◆ **Extracted information**

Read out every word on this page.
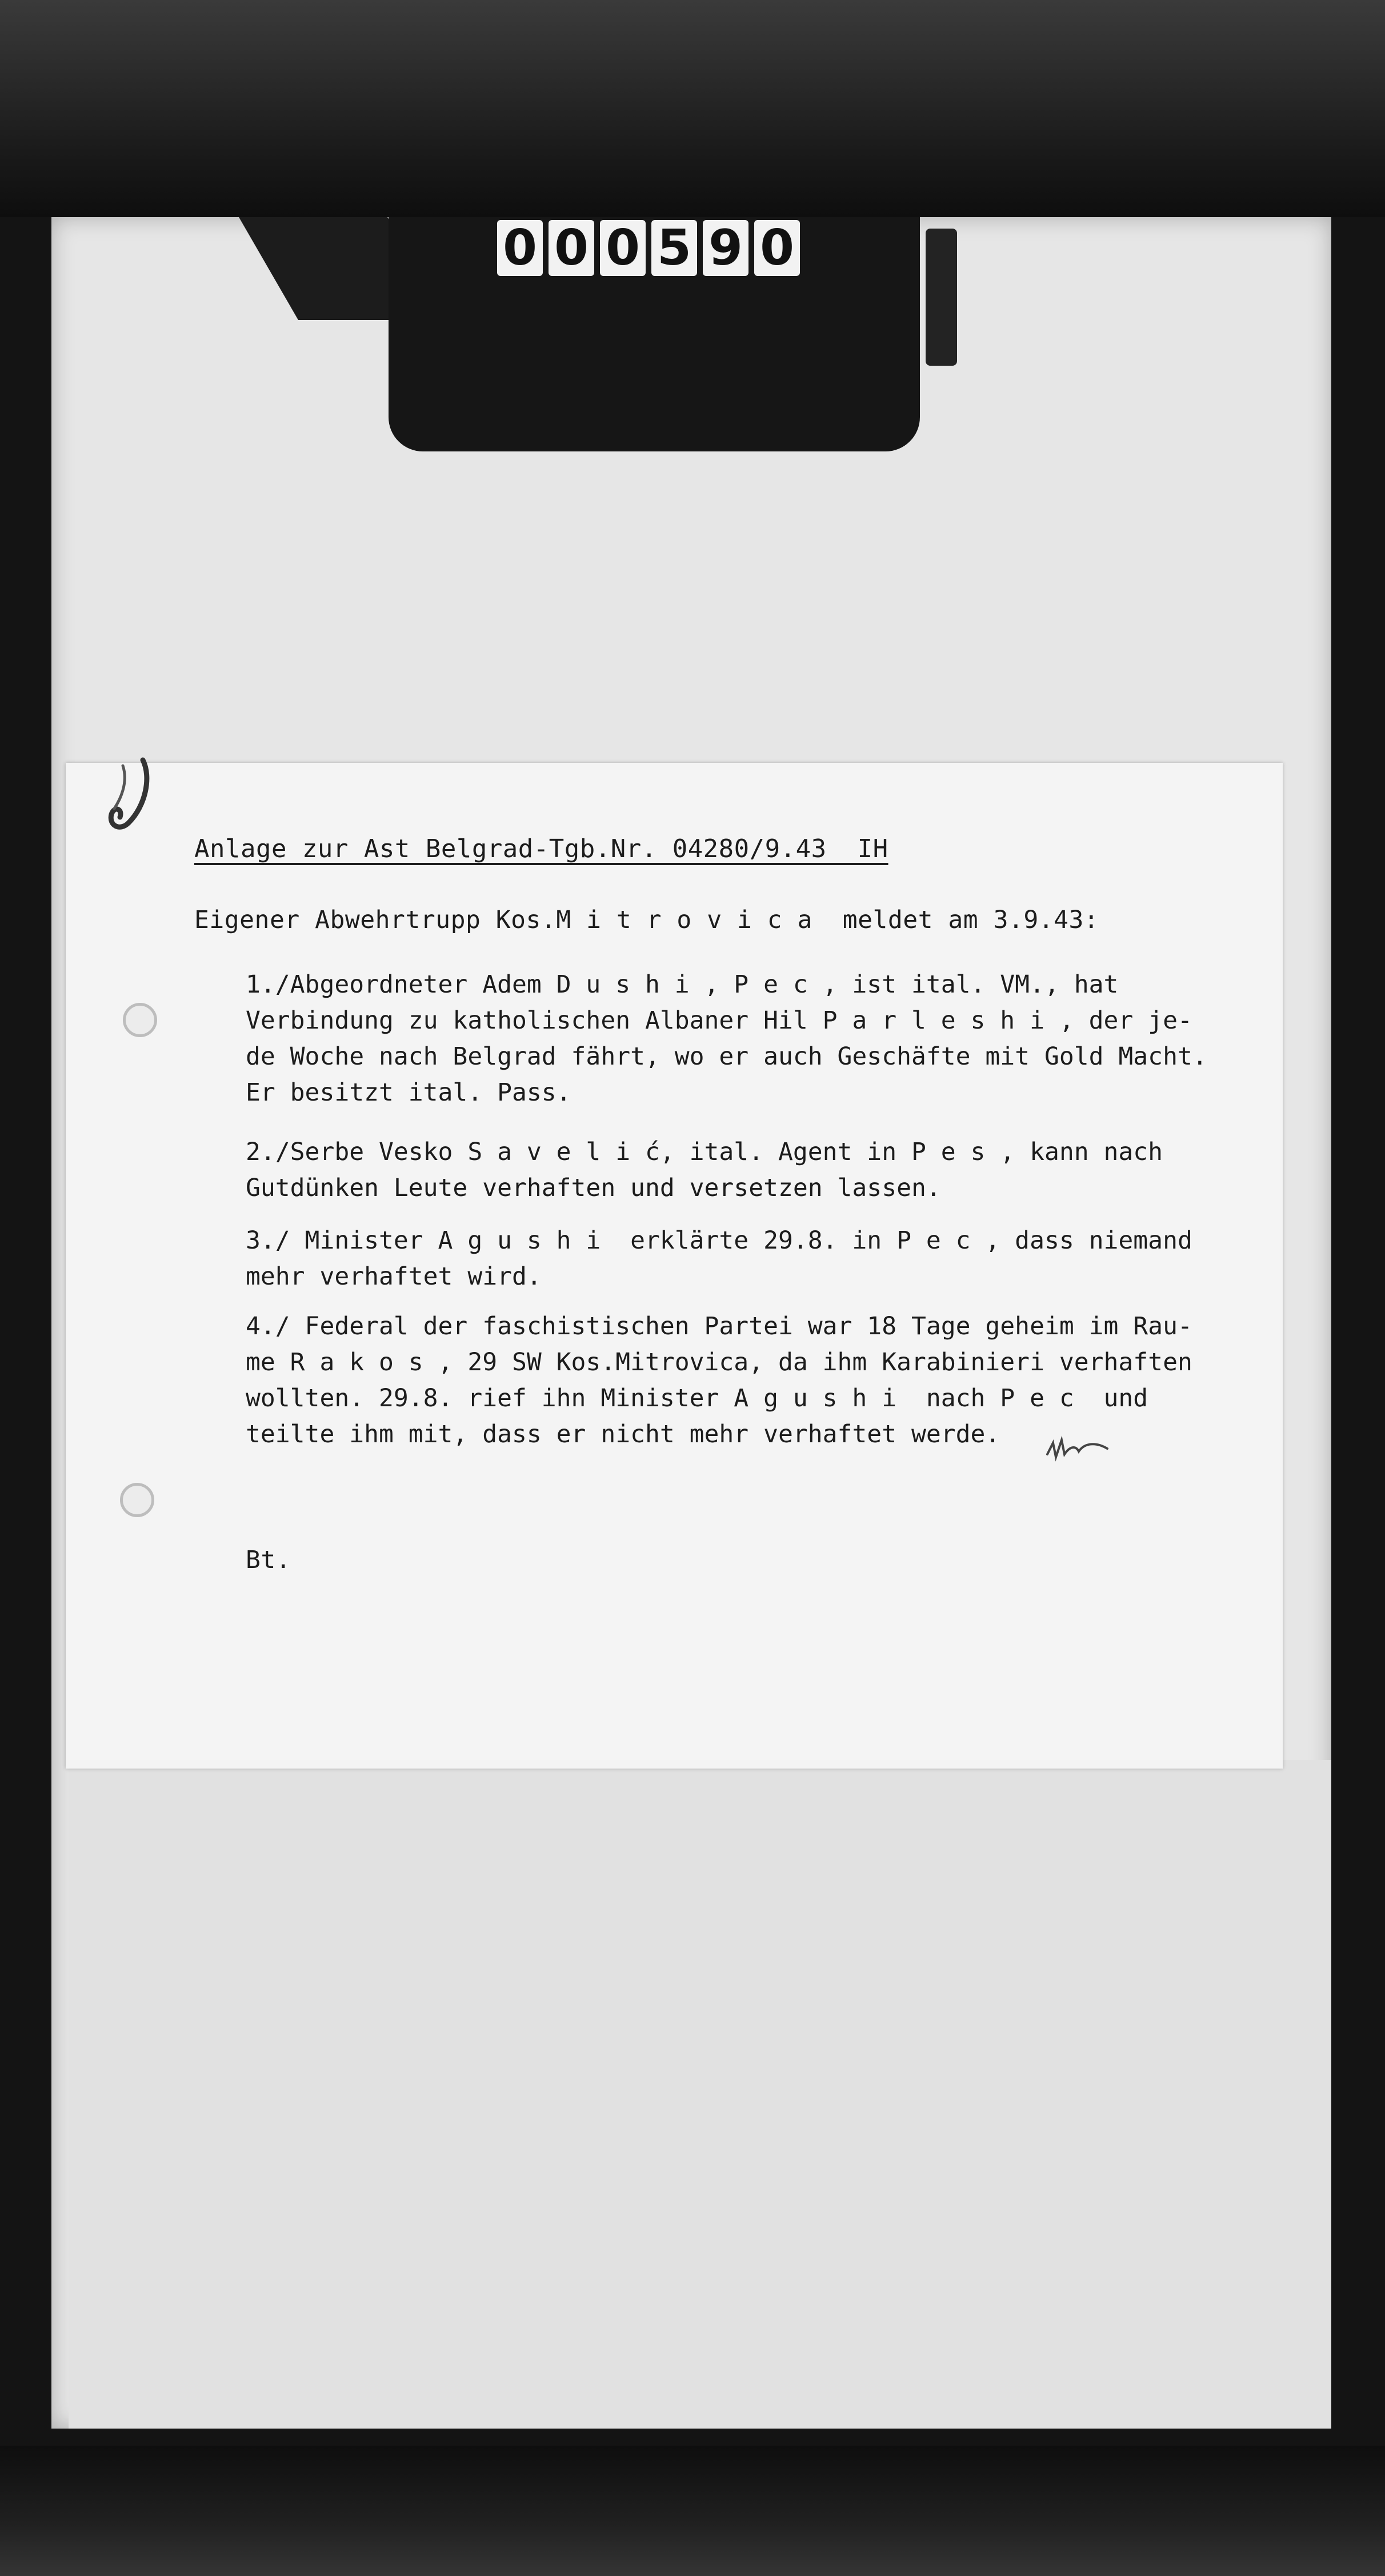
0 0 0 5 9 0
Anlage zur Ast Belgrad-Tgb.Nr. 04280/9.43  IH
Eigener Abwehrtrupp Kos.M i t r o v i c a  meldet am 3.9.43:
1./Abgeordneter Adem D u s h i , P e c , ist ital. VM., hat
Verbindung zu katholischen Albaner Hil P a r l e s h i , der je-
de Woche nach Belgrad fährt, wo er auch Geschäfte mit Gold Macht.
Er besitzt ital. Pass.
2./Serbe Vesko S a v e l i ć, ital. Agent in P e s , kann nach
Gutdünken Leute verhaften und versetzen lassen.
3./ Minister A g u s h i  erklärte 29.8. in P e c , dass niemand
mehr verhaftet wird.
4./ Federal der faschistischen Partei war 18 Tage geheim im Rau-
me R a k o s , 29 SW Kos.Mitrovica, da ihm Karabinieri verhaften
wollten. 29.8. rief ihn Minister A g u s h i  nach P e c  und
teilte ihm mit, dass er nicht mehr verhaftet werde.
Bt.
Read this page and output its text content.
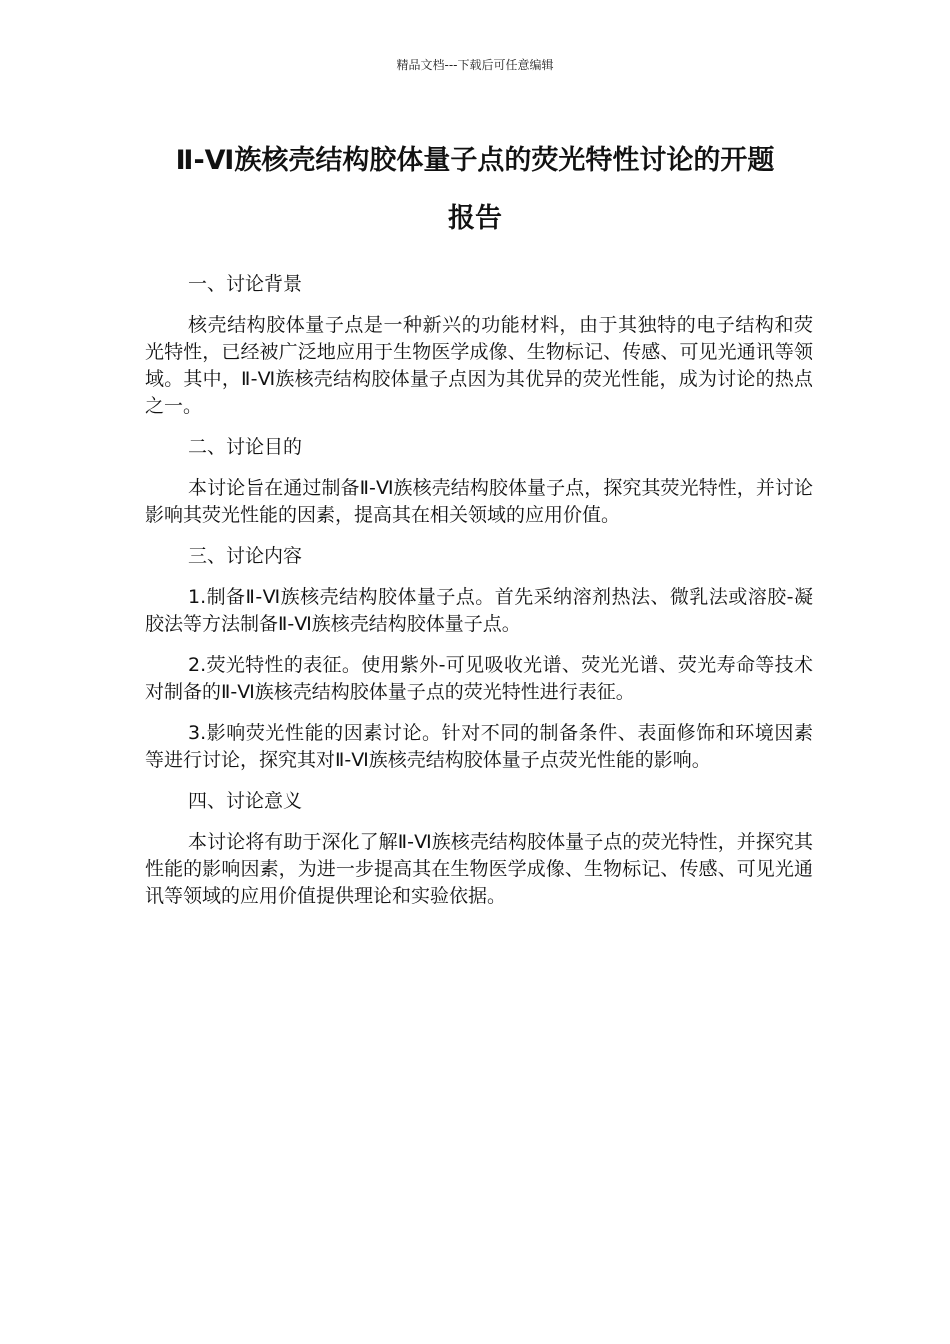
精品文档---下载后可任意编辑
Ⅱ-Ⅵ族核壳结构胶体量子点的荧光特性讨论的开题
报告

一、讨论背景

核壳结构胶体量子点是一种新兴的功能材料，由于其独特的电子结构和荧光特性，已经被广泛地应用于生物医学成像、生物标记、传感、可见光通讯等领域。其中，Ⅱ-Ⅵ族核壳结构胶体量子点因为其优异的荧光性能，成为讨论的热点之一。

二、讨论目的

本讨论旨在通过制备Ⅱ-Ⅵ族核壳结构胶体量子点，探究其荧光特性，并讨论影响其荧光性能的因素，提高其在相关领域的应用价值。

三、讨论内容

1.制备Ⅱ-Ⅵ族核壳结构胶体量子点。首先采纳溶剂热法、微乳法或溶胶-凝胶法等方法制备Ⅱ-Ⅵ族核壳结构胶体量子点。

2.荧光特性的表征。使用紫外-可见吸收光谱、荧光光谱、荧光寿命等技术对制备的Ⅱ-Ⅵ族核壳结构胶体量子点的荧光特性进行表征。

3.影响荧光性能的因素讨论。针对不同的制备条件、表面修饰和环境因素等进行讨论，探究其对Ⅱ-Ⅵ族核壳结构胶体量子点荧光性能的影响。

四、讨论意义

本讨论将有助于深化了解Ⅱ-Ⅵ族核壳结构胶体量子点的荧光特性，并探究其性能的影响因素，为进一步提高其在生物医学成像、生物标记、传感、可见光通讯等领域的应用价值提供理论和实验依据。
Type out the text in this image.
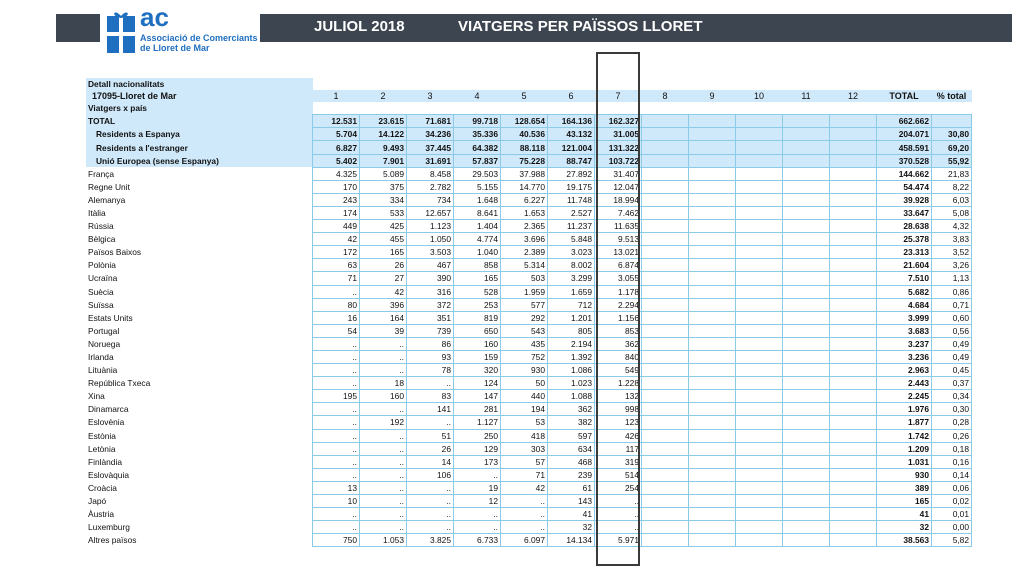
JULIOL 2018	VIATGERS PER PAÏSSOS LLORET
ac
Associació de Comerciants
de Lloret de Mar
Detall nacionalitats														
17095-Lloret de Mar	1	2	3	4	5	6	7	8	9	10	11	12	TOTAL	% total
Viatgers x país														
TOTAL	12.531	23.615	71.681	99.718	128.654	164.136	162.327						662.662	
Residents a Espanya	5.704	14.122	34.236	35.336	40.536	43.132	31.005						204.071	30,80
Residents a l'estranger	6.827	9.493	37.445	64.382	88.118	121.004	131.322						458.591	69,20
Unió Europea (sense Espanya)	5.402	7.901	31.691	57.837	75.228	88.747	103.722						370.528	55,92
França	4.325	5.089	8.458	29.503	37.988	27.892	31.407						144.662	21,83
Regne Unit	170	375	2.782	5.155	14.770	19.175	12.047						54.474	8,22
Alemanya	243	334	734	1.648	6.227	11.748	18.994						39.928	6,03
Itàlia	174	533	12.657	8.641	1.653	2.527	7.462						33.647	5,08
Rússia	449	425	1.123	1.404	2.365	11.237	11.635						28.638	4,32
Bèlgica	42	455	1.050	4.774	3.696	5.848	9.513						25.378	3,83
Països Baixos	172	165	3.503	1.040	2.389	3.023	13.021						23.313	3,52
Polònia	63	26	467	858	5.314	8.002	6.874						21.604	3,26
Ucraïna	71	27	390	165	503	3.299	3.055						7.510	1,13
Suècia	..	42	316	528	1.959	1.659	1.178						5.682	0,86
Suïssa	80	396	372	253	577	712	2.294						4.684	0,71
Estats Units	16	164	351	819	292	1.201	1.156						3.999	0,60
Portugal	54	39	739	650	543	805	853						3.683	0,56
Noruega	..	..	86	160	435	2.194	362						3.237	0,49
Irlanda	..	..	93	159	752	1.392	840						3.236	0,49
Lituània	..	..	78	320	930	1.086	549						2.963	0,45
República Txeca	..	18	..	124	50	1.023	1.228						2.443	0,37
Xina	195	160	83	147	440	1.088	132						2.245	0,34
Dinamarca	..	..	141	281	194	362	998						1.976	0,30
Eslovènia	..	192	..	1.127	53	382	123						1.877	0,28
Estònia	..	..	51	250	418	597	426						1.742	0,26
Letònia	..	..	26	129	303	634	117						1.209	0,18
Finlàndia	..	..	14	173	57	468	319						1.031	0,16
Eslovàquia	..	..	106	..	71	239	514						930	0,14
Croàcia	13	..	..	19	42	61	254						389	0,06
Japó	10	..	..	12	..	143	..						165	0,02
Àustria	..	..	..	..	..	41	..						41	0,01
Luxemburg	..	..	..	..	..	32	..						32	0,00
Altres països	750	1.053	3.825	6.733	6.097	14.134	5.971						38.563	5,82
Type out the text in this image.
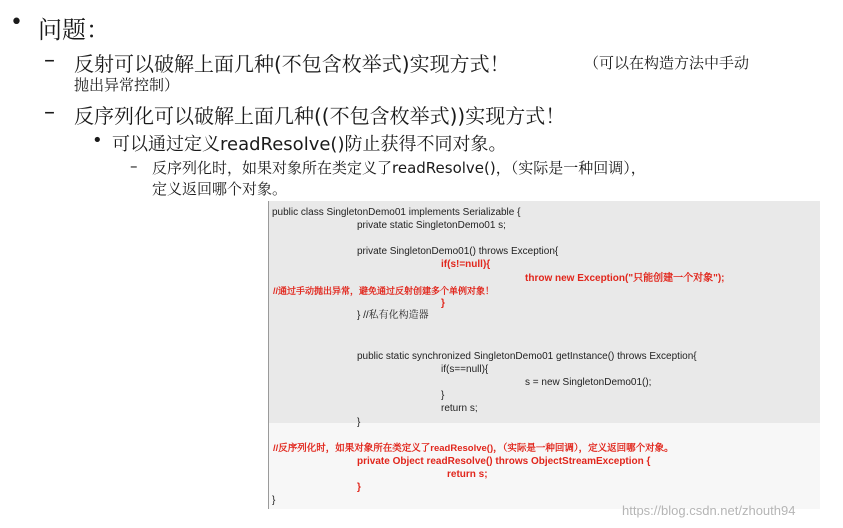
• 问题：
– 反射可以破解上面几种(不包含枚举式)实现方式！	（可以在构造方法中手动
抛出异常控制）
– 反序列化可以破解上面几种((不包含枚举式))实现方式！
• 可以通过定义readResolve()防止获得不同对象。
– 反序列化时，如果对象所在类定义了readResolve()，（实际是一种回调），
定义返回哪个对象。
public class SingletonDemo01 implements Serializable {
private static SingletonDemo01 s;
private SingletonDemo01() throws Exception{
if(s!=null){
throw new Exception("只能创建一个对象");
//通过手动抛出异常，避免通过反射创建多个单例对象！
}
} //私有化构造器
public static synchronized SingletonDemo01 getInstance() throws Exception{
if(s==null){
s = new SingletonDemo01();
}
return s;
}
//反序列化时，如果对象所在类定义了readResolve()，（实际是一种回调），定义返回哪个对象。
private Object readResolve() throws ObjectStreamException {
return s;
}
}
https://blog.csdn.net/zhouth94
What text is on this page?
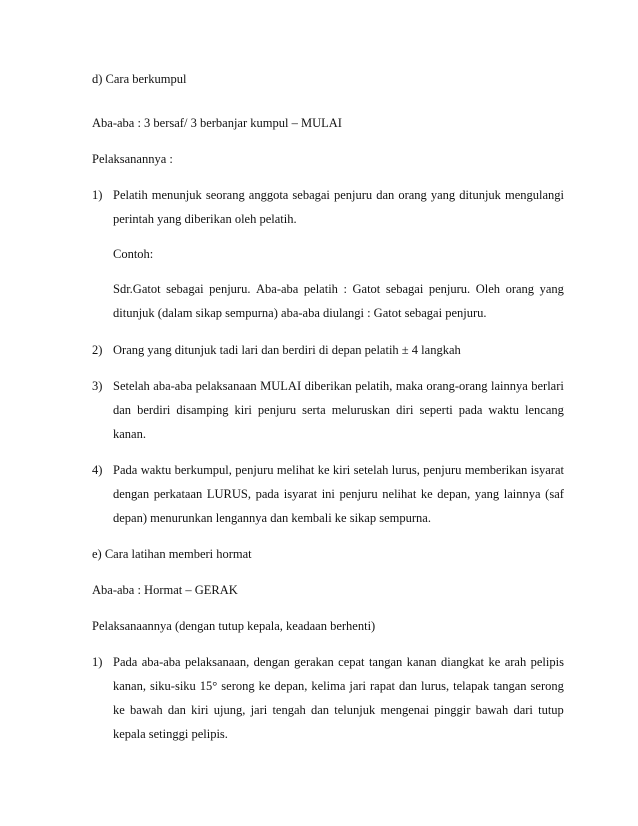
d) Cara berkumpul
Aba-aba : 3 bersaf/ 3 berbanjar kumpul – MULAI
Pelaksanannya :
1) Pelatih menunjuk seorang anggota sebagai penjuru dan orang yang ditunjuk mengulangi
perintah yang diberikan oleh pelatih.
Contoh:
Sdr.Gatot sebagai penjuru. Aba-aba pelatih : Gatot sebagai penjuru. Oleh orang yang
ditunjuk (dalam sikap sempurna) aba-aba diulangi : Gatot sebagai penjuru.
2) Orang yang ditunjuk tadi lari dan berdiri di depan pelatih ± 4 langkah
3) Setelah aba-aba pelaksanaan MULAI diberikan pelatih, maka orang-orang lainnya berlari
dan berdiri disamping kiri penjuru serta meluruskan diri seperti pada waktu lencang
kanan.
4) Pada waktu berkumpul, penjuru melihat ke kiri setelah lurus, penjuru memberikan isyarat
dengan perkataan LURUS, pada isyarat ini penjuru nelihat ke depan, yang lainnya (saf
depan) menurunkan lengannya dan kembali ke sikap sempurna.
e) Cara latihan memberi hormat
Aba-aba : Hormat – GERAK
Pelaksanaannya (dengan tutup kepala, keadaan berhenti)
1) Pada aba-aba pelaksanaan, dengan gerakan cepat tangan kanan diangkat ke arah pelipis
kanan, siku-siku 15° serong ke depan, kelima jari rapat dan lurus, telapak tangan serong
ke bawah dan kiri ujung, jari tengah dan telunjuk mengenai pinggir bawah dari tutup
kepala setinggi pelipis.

◆ **Exercise task**
The lines to collect are those holding the string "text"; copy them all.

◆ **Written reply**
Read this page and output its text content.
Type out the text in this image.
Type out the text in this image.
What text is on this page?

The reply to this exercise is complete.